# [Texto para revisar]

>>>>>

Guerra 1939 40 11 30

El Pacto sextipartito La SI 30/11/40 p. 4

  (ver tb. Molotov llega a Berlín.- Berlín – Moscú – Roma - Tokio La SI  16/11/40 p. 1-2)

            En estos días han firmado el Pacto Tripartito germano-ítalo-japonés tres nuevos países: Hungría, Rumania y Eslovaquia. Se ha convertido, por lo mismo, en Pacto Sextipartito
            Lo interesante de él es el artículo V que lo regula, por el cual esos seis países se comprometen a entrar en guerra contra cualquier país ahora neutral que entrara en guerra contra uno de los firmantes. En otras palabras: si Turquía, por ejemplo, entrase en guerra contra Rumania o Italia, los restantes cinco países declararían la guerra a Turquía y se la harían activamente.
            Sin embargo, no era precisamente esta la principal finalidad  de la densa ofensiva diplomática que Berlín iniciaba hace un mes atrás, y en la cual participaron el rey de Bulgaria, el canciller español, y, por encima de todos, ese gallo de Molotov, que con mano tan hábil sabe encauzar los intereses rusos. Esos tres pueblos hoy firmantes habían de abrir la brecha. Tras ellos habían de venir –y era esto lo principal- otros tres pueblos: Bulgaria, España, Yugoslavia. Tras ellos, y cuando la hora suene, Rusia.

<<<<<

# [Datos proporcionados]
>>>>>

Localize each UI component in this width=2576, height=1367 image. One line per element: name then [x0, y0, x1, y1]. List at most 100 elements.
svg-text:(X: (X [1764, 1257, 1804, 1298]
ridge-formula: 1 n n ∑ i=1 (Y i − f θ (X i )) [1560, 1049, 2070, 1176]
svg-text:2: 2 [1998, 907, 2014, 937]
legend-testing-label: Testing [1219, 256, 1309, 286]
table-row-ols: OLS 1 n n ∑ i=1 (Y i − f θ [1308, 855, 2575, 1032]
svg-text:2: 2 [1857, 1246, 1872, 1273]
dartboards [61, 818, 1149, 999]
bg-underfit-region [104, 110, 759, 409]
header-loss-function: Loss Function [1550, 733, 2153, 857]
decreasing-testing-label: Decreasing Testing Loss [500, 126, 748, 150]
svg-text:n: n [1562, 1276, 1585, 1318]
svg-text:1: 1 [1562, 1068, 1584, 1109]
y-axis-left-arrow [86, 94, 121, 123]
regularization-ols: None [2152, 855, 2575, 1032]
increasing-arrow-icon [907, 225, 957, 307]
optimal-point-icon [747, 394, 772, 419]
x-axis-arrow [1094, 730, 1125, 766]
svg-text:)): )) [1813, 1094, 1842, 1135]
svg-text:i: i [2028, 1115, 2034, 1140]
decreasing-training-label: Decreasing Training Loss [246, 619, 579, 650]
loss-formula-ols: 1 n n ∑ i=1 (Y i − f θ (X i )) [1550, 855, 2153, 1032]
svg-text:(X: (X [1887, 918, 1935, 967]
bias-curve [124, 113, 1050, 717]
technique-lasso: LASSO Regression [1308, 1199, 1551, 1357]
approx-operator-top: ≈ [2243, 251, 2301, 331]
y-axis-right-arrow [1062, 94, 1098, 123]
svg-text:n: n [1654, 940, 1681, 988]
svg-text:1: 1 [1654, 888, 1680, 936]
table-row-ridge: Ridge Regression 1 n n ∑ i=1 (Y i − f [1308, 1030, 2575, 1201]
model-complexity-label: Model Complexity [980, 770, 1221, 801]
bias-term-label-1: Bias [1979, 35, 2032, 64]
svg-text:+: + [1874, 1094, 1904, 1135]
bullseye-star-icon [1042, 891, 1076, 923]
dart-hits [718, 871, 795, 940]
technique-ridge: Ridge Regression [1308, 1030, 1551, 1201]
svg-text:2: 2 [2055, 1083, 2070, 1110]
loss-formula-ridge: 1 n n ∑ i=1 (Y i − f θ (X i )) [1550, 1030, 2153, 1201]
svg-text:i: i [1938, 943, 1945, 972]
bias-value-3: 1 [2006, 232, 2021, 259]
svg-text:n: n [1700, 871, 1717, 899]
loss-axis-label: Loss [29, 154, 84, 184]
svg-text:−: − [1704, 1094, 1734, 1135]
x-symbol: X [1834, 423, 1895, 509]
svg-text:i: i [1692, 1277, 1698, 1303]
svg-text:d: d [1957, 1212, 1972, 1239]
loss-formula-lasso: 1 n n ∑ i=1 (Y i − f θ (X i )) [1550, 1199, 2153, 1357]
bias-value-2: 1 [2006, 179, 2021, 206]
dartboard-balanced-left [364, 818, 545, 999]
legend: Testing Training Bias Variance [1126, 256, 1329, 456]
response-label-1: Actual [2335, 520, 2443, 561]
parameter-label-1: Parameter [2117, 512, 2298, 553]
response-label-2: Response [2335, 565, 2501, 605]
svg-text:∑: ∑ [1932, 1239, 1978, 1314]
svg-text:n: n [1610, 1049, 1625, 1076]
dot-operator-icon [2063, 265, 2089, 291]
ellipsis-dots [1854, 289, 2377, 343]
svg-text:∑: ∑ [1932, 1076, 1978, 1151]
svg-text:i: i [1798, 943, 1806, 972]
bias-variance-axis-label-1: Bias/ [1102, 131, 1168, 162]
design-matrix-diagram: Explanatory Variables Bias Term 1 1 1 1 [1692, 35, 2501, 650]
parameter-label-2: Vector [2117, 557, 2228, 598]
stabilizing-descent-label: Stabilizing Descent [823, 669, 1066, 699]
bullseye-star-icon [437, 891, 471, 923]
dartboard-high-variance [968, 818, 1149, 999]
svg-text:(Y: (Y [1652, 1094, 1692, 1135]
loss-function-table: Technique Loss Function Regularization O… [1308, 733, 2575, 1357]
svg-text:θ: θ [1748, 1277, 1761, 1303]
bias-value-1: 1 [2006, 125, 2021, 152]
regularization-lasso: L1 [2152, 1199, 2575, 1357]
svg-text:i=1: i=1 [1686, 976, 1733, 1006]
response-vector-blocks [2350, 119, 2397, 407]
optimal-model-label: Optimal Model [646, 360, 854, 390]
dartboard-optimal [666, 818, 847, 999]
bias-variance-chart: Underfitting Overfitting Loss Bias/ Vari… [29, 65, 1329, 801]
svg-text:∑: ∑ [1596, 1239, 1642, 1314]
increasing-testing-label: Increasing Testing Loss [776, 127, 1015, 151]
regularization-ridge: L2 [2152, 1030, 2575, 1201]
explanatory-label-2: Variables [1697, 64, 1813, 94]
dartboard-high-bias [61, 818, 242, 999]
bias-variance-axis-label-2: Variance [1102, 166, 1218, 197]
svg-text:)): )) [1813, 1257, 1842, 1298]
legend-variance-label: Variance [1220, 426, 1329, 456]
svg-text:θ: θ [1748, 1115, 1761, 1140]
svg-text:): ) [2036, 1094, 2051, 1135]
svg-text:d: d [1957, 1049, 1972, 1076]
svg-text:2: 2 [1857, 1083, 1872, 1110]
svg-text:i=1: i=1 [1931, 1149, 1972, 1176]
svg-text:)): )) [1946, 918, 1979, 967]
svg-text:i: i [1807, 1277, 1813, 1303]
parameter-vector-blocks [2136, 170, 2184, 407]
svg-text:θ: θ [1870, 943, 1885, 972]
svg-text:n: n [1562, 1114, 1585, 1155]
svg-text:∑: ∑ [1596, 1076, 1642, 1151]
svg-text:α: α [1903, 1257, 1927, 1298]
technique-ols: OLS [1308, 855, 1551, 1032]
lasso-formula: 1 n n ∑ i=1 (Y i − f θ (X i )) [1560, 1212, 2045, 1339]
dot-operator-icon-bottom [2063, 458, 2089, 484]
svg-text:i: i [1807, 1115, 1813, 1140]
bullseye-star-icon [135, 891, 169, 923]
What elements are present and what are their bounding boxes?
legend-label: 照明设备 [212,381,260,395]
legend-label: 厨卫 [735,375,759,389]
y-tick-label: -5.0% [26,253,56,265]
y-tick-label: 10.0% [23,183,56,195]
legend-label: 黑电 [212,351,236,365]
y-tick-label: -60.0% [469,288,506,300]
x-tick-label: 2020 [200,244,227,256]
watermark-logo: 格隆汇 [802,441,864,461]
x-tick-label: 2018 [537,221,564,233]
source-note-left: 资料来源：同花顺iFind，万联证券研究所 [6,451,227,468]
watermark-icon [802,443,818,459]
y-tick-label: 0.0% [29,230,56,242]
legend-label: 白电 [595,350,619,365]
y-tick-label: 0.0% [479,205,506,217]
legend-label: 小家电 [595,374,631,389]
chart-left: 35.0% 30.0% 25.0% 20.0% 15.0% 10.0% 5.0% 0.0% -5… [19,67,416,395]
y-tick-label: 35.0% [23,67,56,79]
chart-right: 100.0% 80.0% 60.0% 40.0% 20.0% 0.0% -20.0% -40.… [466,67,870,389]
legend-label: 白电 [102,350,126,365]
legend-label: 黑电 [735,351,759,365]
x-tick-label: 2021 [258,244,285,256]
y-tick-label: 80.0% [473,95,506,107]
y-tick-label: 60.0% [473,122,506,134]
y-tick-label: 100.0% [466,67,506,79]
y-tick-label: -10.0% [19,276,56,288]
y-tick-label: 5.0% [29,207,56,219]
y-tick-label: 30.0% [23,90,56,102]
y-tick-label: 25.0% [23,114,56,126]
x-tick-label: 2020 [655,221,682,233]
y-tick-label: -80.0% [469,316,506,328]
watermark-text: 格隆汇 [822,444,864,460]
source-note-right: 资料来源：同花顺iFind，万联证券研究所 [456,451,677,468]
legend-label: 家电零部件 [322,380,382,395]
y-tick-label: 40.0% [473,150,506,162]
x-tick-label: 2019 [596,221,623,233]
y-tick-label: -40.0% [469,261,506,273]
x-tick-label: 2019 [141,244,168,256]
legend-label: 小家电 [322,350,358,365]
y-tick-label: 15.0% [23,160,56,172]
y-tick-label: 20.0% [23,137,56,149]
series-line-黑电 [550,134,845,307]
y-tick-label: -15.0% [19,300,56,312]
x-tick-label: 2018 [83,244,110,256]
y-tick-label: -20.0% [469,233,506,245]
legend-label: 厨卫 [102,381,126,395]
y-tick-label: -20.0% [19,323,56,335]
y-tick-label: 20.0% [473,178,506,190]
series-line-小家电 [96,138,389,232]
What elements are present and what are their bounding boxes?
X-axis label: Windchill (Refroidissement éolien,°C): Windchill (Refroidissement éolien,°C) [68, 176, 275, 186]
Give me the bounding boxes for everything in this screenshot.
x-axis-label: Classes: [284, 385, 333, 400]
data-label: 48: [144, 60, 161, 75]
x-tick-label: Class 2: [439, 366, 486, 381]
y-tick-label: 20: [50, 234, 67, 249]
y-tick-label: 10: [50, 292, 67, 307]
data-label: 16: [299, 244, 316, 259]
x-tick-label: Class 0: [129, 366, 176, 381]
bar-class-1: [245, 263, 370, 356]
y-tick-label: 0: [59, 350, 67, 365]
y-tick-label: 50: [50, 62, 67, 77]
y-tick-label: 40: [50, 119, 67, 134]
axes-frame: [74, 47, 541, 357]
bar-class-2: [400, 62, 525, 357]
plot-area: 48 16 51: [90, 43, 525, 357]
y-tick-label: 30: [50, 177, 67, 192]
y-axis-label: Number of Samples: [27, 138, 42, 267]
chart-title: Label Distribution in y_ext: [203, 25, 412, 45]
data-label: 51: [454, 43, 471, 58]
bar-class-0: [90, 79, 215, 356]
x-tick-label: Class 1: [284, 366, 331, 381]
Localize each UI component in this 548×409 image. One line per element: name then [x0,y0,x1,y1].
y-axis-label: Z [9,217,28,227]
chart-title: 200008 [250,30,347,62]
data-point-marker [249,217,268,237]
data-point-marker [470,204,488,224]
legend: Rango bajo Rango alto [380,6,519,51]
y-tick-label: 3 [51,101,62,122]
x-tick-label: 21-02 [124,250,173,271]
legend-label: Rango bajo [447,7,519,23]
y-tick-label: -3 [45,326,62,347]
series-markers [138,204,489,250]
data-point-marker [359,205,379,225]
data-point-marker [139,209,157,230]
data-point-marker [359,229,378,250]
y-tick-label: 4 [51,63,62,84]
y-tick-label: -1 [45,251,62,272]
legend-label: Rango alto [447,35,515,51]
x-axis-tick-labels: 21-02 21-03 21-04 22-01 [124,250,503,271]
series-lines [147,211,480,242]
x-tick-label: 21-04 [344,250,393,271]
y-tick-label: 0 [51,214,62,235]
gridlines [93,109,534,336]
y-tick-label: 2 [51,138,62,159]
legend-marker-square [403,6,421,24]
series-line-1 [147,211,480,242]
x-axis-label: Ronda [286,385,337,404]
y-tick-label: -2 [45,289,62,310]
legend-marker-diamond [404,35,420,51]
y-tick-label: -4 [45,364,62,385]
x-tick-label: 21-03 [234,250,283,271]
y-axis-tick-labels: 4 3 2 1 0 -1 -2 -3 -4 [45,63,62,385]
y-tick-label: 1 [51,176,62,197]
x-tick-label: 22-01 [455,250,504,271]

<<<<<

# [Acciones a realizar]
**1.** Repite el fragmento del texto sobre el Pacto Sextipartito que empieza en "Sin embargo, no" y termina en "hora suene, Rusia.".
**2.** Retoma el texto sobre el Pacto Sextipartito y continúalo a partir de su última oración.

# [Respuestas escritas]
**1.**
Sin embargo, no era precisamente esta la principal finalidad  de la densa ofensiva diplomática que Berlín iniciaba hace un mes atrás, y en la cual participaron el rey de Bulgaria, el canciller español, y, por encima de todos, ese gallo de Molotov, que con mano tan hábil sabe encauzar los intereses rusos. Esos tres pueblos hoy firmantes habían de abrir la brecha. Tras ellos habían de venir –y era esto lo principal- otros tres pueblos: Bulgaria, España, Yugoslavia. Tras ellos, y cuando la hora suene, Rusia.

**2.**
            El que Bulgaria y España no hayan firmado, no se lo explicarán muchos. No es cosa fácil de explicar. Probablemente entraba, como término esencial del problema, la capitulación previa de Grecia. Y la marcha imprevista de la campaña griega habría detenido la ofensiva diplomática.
            De ser así, podemos darla como reanudada en cuanto las tropas italianas inicien  y rematen otra ofensiva sobre Grecia..
            El fin perseguido era grandiosamente eficaz. Porque, sabiendo que automáticamente colaboren con el Eje, aunque sea pasivamente Noruega, Holanda Bélgica, Francia, Luxemburgo, quedaban con ello –Grecia dada por vencida- toda la Europa, no solo unida, sino dispuesta a que ningún país pudiese entrar en guerra contra ella, por causa de la automática declaración de guerra de todos los pueblos europeos, con sus inmensos recursos y sus millonadas de soldados.
            Así la estructuración económica europea, que ha comenzado a base racial, quedaba convertida en unos Estados Unidos de Europa contra los cuales nada era posible. Estados Unidos de América quedaba relegado lógicamente a este continente, y Gran Bretaña, por fuerza de hechos, quedaba ligada a sus dominiones e indirectamente a sus primos, los norteamericanos.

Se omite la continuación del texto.